#### [WHAT IS REQUIRED]
Each entry here needs to be set down again exactly, please; pictures are left out.

#### [RECORDS PROVIDED]

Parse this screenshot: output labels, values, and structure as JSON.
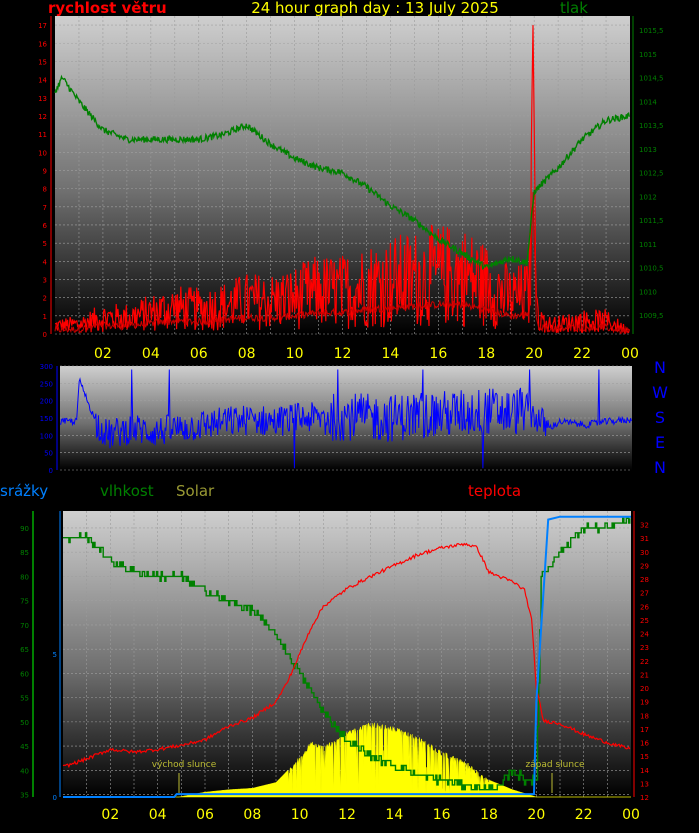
{
  "header": {
    "wind_label": "rychlost větru",
    "title": "24 hour graph day : 13 July 2025",
    "pressure_label": "tlak"
  },
  "time_ticks": [
    "02",
    "04",
    "06",
    "08",
    "10",
    "12",
    "14",
    "16",
    "18",
    "20",
    "22",
    "00"
  ],
  "direction_labels": [
    "N",
    "W",
    "S",
    "E",
    "N"
  ],
  "bottom_labels": {
    "rain": "srážky",
    "humidity": "vlhkost",
    "solar": "Solar",
    "temperature": "teplota",
    "sunrise": "východ slunce",
    "sunset": "západ slunce"
  },
  "colors": {
    "wind": "#ff0000",
    "pressure": "#008000",
    "direction": "#0000ff",
    "humidity": "#008000",
    "temperature": "#ff0000",
    "solar": "#ffff00",
    "rain": "#0080ff",
    "ticks": "#ffff00"
  },
  "chart_data": [
    {
      "type": "line",
      "x_unit": "hour",
      "xlim": [
        0,
        24
      ],
      "y_left_ticks": [
        0,
        1,
        2,
        3,
        4,
        5,
        6,
        7,
        8,
        9,
        10,
        11,
        12,
        13,
        14,
        15,
        16,
        17
      ],
      "ylim_left": [
        0,
        17.5
      ],
      "y_right_ticks": [
        "1009,5",
        "1010",
        "1010,5",
        "1011",
        "1011,5",
        "1012",
        "1012,5",
        "1013",
        "1013,5",
        "1014",
        "1014,5",
        "1015",
        "1015,5"
      ],
      "ylim_right": [
        1009.1,
        1015.8
      ],
      "series": [
        {
          "name": "rychlost větru",
          "axis": "left",
          "x": [
            0,
            1,
            2,
            3,
            4,
            5,
            6,
            7,
            8,
            9,
            10,
            11,
            12,
            13,
            14,
            15,
            16,
            17,
            18,
            19,
            19.8,
            19.95,
            20.1,
            20.5,
            21,
            22,
            23,
            24
          ],
          "y": [
            0.5,
            0.6,
            1,
            1,
            1.3,
            1.6,
            1.5,
            1.7,
            2,
            2,
            2.2,
            2.6,
            2.6,
            3,
            3.2,
            3.4,
            3.6,
            3.6,
            3,
            2.2,
            2.4,
            17,
            1.2,
            0.6,
            0.6,
            0.8,
            0.8,
            0.2
          ]
        },
        {
          "name": "tlak",
          "axis": "right",
          "x": [
            0,
            0.3,
            1,
            2,
            3,
            4,
            5,
            6,
            7,
            8,
            9,
            10,
            11,
            12,
            13,
            14,
            15,
            16,
            17,
            18,
            19,
            19.7,
            20,
            21,
            22,
            23,
            24
          ],
          "y": [
            1014.2,
            1014.5,
            1014,
            1013.4,
            1013.2,
            1013.2,
            1013.2,
            1013.2,
            1013.3,
            1013.5,
            1013.1,
            1012.8,
            1012.6,
            1012.5,
            1012.2,
            1011.8,
            1011.5,
            1011.1,
            1010.8,
            1010.5,
            1010.7,
            1010.6,
            1012.1,
            1012.6,
            1013.2,
            1013.6,
            1013.7
          ]
        }
      ]
    },
    {
      "type": "line",
      "x_unit": "hour",
      "xlim": [
        0,
        24
      ],
      "y_ticks": [
        0,
        50,
        100,
        150,
        200,
        250,
        300
      ],
      "ylim": [
        0,
        300
      ],
      "series": [
        {
          "name": "směr větru",
          "x": [
            0,
            0.7,
            0.8,
            1.5,
            2,
            3,
            4,
            5,
            6,
            7,
            8,
            9,
            10,
            11,
            12,
            13,
            14,
            15,
            16,
            17,
            18,
            19,
            19.5,
            20,
            20.5,
            21,
            22,
            23,
            24
          ],
          "y": [
            140,
            140,
            260,
            140,
            100,
            120,
            110,
            120,
            130,
            140,
            145,
            140,
            150,
            150,
            155,
            150,
            150,
            160,
            160,
            165,
            170,
            165,
            180,
            150,
            120,
            140,
            130,
            140,
            145
          ]
        }
      ]
    },
    {
      "type": "line",
      "x_unit": "hour",
      "xlim": [
        0,
        24
      ],
      "y_left_ticks": [
        35,
        40,
        45,
        50,
        55,
        60,
        65,
        70,
        75,
        80,
        85,
        90
      ],
      "ylim_left": [
        34.5,
        93.5
      ],
      "rain_ticks": [
        0,
        5
      ],
      "ylim_rain": [
        0,
        10
      ],
      "y_right_ticks": [
        12,
        13,
        14,
        15,
        16,
        17,
        18,
        19,
        20,
        21,
        22,
        23,
        24,
        25,
        26,
        27,
        28,
        29,
        30,
        31,
        32
      ],
      "ylim_right": [
        12,
        33
      ],
      "series": [
        {
          "name": "vlhkost",
          "axis": "left",
          "x": [
            0,
            1,
            1.5,
            2,
            3,
            4,
            5,
            6,
            7,
            8,
            9,
            10,
            11,
            12,
            13,
            14,
            15,
            16,
            17,
            18,
            18.5,
            19,
            19.5,
            20,
            20.2,
            21,
            22,
            23,
            24
          ],
          "y": [
            88,
            88,
            86,
            83,
            81,
            80,
            80,
            77,
            75,
            73,
            68,
            60,
            52,
            46,
            43,
            41,
            39,
            38,
            37,
            36,
            37,
            40,
            38,
            38,
            80,
            85,
            90,
            90,
            92
          ]
        },
        {
          "name": "teplota",
          "axis": "right",
          "x": [
            0,
            1,
            2,
            3,
            4,
            5,
            6,
            7,
            8,
            9,
            9.5,
            10,
            10.5,
            11,
            12,
            13,
            14,
            15,
            16,
            17,
            17.5,
            18,
            19,
            19.5,
            19.8,
            20,
            20.3,
            21,
            22,
            23,
            24
          ],
          "y": [
            14.2,
            14.8,
            15.5,
            15.3,
            15.5,
            15.8,
            16.2,
            17.2,
            17.8,
            19,
            20.5,
            22.5,
            24.5,
            26,
            27.3,
            28.2,
            29,
            29.8,
            30.3,
            30.6,
            30.3,
            28.5,
            27.8,
            27.2,
            25,
            20,
            17.6,
            17.4,
            16.6,
            16,
            15.5
          ]
        },
        {
          "name": "Solar",
          "axis": "left",
          "x": [
            0,
            4.9,
            6,
            7,
            8,
            9,
            9.5,
            10,
            10.5,
            11,
            12,
            13,
            14,
            15,
            16,
            17,
            18,
            19,
            20,
            24
          ],
          "y": [
            34.5,
            34.5,
            35.5,
            36,
            36.3,
            37.5,
            40,
            43,
            46,
            45,
            48,
            50,
            49,
            47,
            44,
            42,
            38,
            36,
            34.5,
            34.5
          ]
        },
        {
          "name": "srážky",
          "axis": "rain",
          "x": [
            0,
            4.7,
            4.8,
            19.9,
            20,
            20.5,
            21,
            24
          ],
          "y": [
            0,
            0,
            0.1,
            0.1,
            3.3,
            9.7,
            9.8,
            9.8
          ]
        }
      ]
    }
  ]
}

#### [SOLUTION TO THE PROBLEM]
Parse this screenshot: output labels, values, and structure as JSON.
{
  "header": {
    "wind_label": "rychlost větru",
    "title": "24 hour graph day : 13 July 2025",
    "pressure_label": "tlak"
  },
  "time_ticks": [
    "02",
    "04",
    "06",
    "08",
    "10",
    "12",
    "14",
    "16",
    "18",
    "20",
    "22",
    "00"
  ],
  "direction_labels": [
    "N",
    "W",
    "S",
    "E",
    "N"
  ],
  "bottom_labels": {
    "rain": "srážky",
    "humidity": "vlhkost",
    "solar": "Solar",
    "temperature": "teplota",
    "sunrise": "východ slunce",
    "sunset": "západ slunce"
  },
  "colors": {
    "wind": "#ff0000",
    "pressure": "#008000",
    "direction": "#0000ff",
    "humidity": "#008000",
    "temperature": "#ff0000",
    "solar": "#ffff00",
    "rain": "#0080ff",
    "ticks": "#ffff00"
  },
  "chart_data": [
    {
      "type": "line",
      "x_unit": "hour",
      "xlim": [
        0,
        24
      ],
      "y_left_ticks": [
        0,
        1,
        2,
        3,
        4,
        5,
        6,
        7,
        8,
        9,
        10,
        11,
        12,
        13,
        14,
        15,
        16,
        17
      ],
      "ylim_left": [
        0,
        17.5
      ],
      "y_right_ticks": [
        "1009,5",
        "1010",
        "1010,5",
        "1011",
        "1011,5",
        "1012",
        "1012,5",
        "1013",
        "1013,5",
        "1014",
        "1014,5",
        "1015",
        "1015,5"
      ],
      "ylim_right": [
        1009.1,
        1015.8
      ],
      "series": [
        {
          "name": "rychlost větru",
          "axis": "left",
          "x": [
            0,
            1,
            2,
            3,
            4,
            5,
            6,
            7,
            8,
            9,
            10,
            11,
            12,
            13,
            14,
            15,
            16,
            17,
            18,
            19,
            19.8,
            19.95,
            20.1,
            20.5,
            21,
            22,
            23,
            24
          ],
          "y": [
            0.5,
            0.6,
            1,
            1,
            1.3,
            1.6,
            1.5,
            1.7,
            2,
            2,
            2.2,
            2.6,
            2.6,
            3,
            3.2,
            3.4,
            3.6,
            3.6,
            3,
            2.2,
            2.4,
            17,
            1.2,
            0.6,
            0.6,
            0.8,
            0.8,
            0.2
          ]
        },
        {
          "name": "tlak",
          "axis": "right",
          "x": [
            0,
            0.3,
            1,
            2,
            3,
            4,
            5,
            6,
            7,
            8,
            9,
            10,
            11,
            12,
            13,
            14,
            15,
            16,
            17,
            18,
            19,
            19.7,
            20,
            21,
            22,
            23,
            24
          ],
          "y": [
            1014.2,
            1014.5,
            1014,
            1013.4,
            1013.2,
            1013.2,
            1013.2,
            1013.2,
            1013.3,
            1013.5,
            1013.1,
            1012.8,
            1012.6,
            1012.5,
            1012.2,
            1011.8,
            1011.5,
            1011.1,
            1010.8,
            1010.5,
            1010.7,
            1010.6,
            1012.1,
            1012.6,
            1013.2,
            1013.6,
            1013.7
          ]
        }
      ]
    },
    {
      "type": "line",
      "x_unit": "hour",
      "xlim": [
        0,
        24
      ],
      "y_ticks": [
        0,
        50,
        100,
        150,
        200,
        250,
        300
      ],
      "ylim": [
        0,
        300
      ],
      "series": [
        {
          "name": "směr větru",
          "x": [
            0,
            0.7,
            0.8,
            1.5,
            2,
            3,
            4,
            5,
            6,
            7,
            8,
            9,
            10,
            11,
            12,
            13,
            14,
            15,
            16,
            17,
            18,
            19,
            19.5,
            20,
            20.5,
            21,
            22,
            23,
            24
          ],
          "y": [
            140,
            140,
            260,
            140,
            100,
            120,
            110,
            120,
            130,
            140,
            145,
            140,
            150,
            150,
            155,
            150,
            150,
            160,
            160,
            165,
            170,
            165,
            180,
            150,
            120,
            140,
            130,
            140,
            145
          ]
        }
      ]
    },
    {
      "type": "line",
      "x_unit": "hour",
      "xlim": [
        0,
        24
      ],
      "y_left_ticks": [
        35,
        40,
        45,
        50,
        55,
        60,
        65,
        70,
        75,
        80,
        85,
        90
      ],
      "ylim_left": [
        34.5,
        93.5
      ],
      "rain_ticks": [
        0,
        5
      ],
      "ylim_rain": [
        0,
        10
      ],
      "y_right_ticks": [
        12,
        13,
        14,
        15,
        16,
        17,
        18,
        19,
        20,
        21,
        22,
        23,
        24,
        25,
        26,
        27,
        28,
        29,
        30,
        31,
        32
      ],
      "ylim_right": [
        12,
        33
      ],
      "series": [
        {
          "name": "vlhkost",
          "axis": "left",
          "x": [
            0,
            1,
            1.5,
            2,
            3,
            4,
            5,
            6,
            7,
            8,
            9,
            10,
            11,
            12,
            13,
            14,
            15,
            16,
            17,
            18,
            18.5,
            19,
            19.5,
            20,
            20.2,
            21,
            22,
            23,
            24
          ],
          "y": [
            88,
            88,
            86,
            83,
            81,
            80,
            80,
            77,
            75,
            73,
            68,
            60,
            52,
            46,
            43,
            41,
            39,
            38,
            37,
            36,
            37,
            40,
            38,
            38,
            80,
            85,
            90,
            90,
            92
          ]
        },
        {
          "name": "teplota",
          "axis": "right",
          "x": [
            0,
            1,
            2,
            3,
            4,
            5,
            6,
            7,
            8,
            9,
            9.5,
            10,
            10.5,
            11,
            12,
            13,
            14,
            15,
            16,
            17,
            17.5,
            18,
            19,
            19.5,
            19.8,
            20,
            20.3,
            21,
            22,
            23,
            24
          ],
          "y": [
            14.2,
            14.8,
            15.5,
            15.3,
            15.5,
            15.8,
            16.2,
            17.2,
            17.8,
            19,
            20.5,
            22.5,
            24.5,
            26,
            27.3,
            28.2,
            29,
            29.8,
            30.3,
            30.6,
            30.3,
            28.5,
            27.8,
            27.2,
            25,
            20,
            17.6,
            17.4,
            16.6,
            16,
            15.5
          ]
        },
        {
          "name": "Solar",
          "axis": "left",
          "x": [
            0,
            4.9,
            6,
            7,
            8,
            9,
            9.5,
            10,
            10.5,
            11,
            12,
            13,
            14,
            15,
            16,
            17,
            18,
            19,
            20,
            24
          ],
          "y": [
            34.5,
            34.5,
            35.5,
            36,
            36.3,
            37.5,
            40,
            43,
            46,
            45,
            48,
            50,
            49,
            47,
            44,
            42,
            38,
            36,
            34.5,
            34.5
          ]
        },
        {
          "name": "srážky",
          "axis": "rain",
          "x": [
            0,
            4.7,
            4.8,
            19.9,
            20,
            20.5,
            21,
            24
          ],
          "y": [
            0,
            0,
            0.1,
            0.1,
            3.3,
            9.7,
            9.8,
            9.8
          ]
        }
      ]
    }
  ]
}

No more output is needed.